Excerpts from a figure dataset
------------------------

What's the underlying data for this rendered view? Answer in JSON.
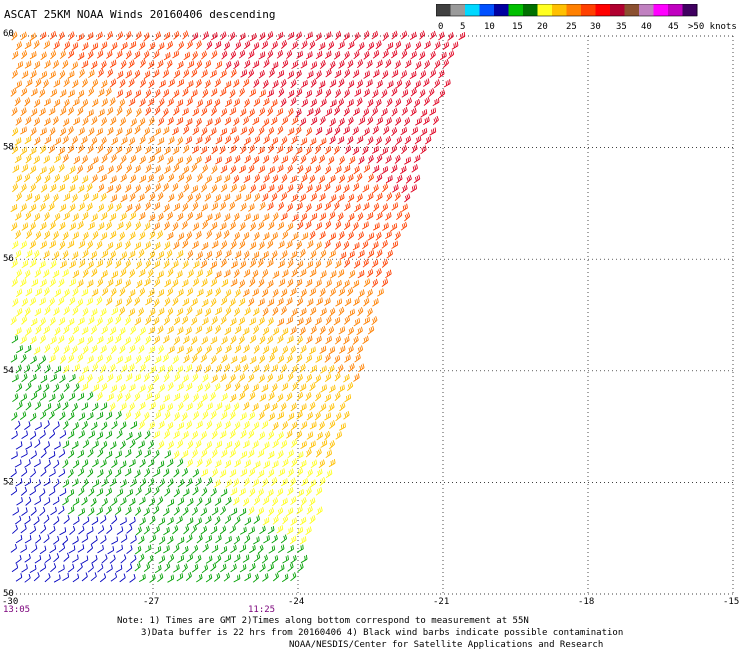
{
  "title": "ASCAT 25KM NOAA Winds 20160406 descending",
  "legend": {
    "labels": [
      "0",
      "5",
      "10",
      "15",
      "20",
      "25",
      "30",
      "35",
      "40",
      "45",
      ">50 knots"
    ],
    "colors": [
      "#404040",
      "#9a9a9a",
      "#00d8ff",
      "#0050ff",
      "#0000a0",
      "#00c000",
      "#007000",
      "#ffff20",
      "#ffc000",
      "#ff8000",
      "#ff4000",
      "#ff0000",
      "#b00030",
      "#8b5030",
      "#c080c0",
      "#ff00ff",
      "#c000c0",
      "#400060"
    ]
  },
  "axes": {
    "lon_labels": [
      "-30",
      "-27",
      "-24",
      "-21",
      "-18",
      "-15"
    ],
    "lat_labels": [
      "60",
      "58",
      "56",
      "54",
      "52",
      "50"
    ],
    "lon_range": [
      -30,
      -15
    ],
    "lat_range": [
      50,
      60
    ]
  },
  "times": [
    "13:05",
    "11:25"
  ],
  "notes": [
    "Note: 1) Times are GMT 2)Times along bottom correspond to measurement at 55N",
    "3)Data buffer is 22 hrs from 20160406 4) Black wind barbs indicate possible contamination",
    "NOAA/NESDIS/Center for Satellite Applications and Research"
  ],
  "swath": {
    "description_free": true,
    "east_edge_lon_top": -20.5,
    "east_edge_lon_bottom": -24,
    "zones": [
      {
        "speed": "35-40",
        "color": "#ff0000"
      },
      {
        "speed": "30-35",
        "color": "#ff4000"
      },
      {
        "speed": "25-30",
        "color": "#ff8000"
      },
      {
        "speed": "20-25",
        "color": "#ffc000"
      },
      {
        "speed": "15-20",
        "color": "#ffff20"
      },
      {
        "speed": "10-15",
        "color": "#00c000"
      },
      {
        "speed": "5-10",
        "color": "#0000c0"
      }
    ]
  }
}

------------------------

Set task:
Pick out the lines that have the word "NOAA". Copy them all.

Response:
  "title": "ASCAT 25KM NOAA Winds 20160406 descending",
    "NOAA/NESDIS/Center for Satellite Applications and Research"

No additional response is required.